Tally the lines in the records underneath that contain the string "download", and state the figure by itself.

* * * * * * *

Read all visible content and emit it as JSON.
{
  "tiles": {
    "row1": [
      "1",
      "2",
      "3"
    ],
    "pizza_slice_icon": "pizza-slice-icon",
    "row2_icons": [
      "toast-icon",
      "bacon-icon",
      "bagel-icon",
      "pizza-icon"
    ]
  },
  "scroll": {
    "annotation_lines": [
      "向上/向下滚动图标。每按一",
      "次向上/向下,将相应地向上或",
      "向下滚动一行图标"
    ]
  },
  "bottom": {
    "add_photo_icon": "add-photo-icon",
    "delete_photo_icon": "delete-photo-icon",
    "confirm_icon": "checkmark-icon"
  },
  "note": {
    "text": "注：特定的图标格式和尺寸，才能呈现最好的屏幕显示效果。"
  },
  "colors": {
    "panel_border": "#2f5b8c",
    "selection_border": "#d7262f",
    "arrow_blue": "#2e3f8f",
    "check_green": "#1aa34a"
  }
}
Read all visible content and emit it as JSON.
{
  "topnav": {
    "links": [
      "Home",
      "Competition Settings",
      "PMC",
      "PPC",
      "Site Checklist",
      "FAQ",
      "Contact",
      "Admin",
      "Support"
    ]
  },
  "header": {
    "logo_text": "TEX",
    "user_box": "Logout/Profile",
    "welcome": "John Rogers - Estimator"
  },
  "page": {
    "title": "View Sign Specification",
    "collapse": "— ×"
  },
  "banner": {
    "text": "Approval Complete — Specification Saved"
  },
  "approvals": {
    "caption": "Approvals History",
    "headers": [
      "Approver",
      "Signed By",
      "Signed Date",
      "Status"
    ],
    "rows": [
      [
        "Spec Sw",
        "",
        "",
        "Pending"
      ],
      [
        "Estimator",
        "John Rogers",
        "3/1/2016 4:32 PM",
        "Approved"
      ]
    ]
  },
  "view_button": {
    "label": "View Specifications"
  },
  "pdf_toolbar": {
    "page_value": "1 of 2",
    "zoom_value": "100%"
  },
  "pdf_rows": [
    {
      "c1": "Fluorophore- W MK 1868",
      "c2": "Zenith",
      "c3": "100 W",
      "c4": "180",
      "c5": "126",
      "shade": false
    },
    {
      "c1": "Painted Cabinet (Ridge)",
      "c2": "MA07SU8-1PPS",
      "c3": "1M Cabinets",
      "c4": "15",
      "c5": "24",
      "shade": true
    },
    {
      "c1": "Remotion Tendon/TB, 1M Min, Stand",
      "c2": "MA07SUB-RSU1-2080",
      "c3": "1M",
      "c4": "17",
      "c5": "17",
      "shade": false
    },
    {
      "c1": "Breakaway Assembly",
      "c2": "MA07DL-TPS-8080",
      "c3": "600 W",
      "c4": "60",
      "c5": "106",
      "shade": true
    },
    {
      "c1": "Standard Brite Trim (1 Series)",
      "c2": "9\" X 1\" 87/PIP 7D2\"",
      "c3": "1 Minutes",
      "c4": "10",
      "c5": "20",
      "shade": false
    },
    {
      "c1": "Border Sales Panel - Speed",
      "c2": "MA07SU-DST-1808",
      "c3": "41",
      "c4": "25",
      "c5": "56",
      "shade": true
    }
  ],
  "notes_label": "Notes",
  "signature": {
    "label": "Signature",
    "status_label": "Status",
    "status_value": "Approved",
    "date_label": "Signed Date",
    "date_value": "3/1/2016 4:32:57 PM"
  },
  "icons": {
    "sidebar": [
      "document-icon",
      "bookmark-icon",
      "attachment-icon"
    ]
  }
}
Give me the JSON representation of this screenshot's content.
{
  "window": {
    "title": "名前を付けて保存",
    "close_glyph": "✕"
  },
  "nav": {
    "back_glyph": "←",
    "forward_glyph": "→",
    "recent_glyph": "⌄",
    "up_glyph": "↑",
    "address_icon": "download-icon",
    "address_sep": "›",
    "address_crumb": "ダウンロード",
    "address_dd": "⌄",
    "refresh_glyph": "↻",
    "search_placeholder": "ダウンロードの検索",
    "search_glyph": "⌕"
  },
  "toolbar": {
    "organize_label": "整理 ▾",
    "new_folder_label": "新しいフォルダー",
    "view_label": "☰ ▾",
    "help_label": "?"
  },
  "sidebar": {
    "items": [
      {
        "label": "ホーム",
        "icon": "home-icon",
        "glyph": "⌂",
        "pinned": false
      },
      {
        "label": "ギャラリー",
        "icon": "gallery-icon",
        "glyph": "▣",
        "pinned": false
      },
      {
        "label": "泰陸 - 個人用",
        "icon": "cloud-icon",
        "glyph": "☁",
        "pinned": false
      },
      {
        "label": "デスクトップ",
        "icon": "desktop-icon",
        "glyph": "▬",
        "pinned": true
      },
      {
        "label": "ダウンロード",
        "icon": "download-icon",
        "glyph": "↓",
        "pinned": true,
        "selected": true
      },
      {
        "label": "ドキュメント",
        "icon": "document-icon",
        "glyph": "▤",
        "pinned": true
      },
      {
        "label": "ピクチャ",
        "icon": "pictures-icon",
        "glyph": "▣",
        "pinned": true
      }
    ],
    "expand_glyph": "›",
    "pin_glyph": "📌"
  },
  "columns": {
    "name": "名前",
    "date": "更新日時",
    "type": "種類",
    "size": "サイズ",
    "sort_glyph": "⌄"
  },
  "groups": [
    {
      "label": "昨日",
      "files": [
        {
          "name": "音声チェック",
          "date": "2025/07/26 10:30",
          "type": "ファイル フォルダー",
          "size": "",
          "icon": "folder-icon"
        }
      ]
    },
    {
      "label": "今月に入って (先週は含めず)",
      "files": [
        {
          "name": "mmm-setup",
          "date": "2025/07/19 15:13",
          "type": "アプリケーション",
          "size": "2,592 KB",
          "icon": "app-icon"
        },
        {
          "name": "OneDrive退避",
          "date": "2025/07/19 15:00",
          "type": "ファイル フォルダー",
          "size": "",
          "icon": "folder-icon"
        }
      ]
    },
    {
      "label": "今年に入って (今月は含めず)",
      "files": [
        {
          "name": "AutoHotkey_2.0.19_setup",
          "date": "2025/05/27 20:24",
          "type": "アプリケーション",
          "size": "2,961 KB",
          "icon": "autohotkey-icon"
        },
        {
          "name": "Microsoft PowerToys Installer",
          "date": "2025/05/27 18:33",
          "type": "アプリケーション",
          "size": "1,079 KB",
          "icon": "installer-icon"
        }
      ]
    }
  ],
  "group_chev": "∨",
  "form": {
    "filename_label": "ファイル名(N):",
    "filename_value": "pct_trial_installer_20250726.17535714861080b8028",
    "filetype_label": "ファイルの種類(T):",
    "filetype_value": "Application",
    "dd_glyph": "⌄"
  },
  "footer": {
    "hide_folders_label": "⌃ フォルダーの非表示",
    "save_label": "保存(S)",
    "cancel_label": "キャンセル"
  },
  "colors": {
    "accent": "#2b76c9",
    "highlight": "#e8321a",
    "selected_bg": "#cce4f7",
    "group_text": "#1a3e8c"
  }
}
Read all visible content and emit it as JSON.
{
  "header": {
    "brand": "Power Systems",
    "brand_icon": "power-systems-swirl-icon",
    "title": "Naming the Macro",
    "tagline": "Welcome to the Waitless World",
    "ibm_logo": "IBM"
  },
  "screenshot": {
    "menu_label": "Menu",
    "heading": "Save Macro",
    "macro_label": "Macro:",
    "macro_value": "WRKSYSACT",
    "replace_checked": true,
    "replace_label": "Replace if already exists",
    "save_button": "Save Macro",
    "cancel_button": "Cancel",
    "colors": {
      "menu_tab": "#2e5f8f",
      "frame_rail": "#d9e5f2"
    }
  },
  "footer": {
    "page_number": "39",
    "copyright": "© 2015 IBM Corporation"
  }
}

* * * * * * *

#### [Result of this exercise]
2